• Exercise
Which lines in the records below contain the word "object"? Copy each one out.

[Extracted data entries]
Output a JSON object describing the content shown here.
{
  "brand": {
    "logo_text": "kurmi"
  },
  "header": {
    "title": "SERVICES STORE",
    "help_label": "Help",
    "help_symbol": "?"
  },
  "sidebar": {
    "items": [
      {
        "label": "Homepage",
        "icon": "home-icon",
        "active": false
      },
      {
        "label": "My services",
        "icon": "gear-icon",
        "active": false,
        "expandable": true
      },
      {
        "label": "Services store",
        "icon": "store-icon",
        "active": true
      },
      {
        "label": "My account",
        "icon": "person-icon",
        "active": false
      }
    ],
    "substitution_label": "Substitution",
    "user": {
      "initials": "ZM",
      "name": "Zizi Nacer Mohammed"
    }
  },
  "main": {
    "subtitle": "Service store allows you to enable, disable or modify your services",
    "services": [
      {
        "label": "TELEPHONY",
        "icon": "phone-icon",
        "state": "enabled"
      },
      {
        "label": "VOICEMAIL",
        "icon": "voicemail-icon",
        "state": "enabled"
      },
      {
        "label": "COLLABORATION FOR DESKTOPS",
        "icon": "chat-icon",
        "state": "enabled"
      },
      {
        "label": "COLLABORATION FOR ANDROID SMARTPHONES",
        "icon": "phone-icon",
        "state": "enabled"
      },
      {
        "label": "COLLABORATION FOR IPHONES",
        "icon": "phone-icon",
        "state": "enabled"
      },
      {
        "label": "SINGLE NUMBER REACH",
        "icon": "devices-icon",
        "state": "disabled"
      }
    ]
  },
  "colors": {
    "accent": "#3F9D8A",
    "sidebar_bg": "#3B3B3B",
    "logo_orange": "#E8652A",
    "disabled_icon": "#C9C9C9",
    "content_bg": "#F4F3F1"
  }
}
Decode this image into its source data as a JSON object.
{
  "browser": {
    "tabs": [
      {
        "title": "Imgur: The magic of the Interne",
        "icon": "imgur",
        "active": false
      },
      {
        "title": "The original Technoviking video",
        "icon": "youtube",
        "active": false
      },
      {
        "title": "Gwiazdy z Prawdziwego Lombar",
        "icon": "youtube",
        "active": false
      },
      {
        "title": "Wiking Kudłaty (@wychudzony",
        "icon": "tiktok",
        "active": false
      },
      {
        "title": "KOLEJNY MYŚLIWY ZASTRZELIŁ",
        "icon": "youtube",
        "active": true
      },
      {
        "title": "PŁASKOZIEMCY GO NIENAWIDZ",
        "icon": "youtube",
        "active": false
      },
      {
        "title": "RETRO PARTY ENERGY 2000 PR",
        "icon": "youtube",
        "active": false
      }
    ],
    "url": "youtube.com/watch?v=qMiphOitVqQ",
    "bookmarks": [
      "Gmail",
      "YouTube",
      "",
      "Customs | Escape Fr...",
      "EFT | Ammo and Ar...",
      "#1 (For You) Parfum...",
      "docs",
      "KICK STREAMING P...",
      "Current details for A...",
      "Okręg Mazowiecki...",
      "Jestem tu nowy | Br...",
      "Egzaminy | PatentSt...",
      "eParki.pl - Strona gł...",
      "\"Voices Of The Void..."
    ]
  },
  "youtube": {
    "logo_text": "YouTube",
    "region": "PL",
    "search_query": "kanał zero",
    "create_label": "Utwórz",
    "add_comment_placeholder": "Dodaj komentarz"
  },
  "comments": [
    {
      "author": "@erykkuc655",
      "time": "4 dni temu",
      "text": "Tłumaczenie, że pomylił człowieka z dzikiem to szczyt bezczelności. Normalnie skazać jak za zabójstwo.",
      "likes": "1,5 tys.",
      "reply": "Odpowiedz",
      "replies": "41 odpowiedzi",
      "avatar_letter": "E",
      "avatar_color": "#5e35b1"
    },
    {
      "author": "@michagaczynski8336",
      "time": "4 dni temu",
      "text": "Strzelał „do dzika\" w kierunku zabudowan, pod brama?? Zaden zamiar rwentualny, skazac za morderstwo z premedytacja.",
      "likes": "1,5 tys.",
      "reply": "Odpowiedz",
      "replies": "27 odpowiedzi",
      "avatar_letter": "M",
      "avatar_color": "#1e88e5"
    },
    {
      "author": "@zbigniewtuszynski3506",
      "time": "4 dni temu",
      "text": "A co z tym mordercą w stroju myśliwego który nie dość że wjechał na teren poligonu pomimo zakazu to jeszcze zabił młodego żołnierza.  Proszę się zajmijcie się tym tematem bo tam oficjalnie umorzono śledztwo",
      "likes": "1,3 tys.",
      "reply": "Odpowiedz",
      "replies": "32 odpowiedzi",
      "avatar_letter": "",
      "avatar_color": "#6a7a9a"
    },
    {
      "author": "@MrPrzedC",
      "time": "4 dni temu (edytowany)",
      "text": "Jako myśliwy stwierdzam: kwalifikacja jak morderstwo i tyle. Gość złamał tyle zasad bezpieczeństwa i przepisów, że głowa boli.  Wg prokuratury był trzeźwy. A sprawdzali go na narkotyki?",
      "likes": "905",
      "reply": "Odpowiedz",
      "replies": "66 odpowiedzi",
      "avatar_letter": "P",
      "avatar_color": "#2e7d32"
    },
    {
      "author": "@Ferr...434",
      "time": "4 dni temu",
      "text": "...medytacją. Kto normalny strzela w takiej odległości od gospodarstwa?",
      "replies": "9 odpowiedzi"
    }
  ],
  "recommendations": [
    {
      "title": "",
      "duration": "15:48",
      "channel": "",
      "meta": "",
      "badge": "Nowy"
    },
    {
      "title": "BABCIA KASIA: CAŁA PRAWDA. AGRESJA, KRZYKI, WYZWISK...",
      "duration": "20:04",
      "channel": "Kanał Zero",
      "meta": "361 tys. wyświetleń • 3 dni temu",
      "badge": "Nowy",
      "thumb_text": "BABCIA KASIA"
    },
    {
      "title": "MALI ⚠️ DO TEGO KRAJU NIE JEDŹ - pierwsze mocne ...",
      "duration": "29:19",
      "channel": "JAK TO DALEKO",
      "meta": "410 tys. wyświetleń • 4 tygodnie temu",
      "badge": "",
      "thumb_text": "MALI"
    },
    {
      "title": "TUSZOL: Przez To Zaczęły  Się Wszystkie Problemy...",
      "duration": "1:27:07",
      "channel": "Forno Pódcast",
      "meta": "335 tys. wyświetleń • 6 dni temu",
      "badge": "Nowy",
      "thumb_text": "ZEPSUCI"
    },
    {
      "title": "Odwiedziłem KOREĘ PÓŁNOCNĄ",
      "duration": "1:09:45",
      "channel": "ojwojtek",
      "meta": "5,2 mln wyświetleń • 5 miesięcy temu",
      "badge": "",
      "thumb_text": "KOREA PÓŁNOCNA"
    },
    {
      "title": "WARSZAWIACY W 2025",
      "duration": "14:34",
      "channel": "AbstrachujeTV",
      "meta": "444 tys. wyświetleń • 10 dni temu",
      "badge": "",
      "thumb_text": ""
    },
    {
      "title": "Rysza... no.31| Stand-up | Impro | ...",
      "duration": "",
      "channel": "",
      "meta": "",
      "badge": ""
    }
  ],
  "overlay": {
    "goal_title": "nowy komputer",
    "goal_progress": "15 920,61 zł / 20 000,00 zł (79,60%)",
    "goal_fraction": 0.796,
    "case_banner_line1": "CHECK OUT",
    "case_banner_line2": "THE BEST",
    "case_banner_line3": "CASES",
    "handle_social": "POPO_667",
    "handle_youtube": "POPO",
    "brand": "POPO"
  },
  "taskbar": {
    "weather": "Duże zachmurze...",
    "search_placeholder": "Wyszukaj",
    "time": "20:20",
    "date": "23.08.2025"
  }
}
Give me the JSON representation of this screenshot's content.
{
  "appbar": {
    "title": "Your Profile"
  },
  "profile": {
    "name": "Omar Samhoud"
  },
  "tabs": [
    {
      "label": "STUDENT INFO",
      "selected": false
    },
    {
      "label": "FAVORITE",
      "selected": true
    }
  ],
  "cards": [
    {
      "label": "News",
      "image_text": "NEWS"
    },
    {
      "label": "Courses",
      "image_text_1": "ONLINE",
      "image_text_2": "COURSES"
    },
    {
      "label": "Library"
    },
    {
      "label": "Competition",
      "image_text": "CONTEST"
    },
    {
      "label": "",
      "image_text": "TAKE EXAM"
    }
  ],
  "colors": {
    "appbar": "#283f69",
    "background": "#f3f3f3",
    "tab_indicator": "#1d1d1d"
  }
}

• Full response
Output a JSON object describing the content shown here.
Decode this image into its source data as a JSON object.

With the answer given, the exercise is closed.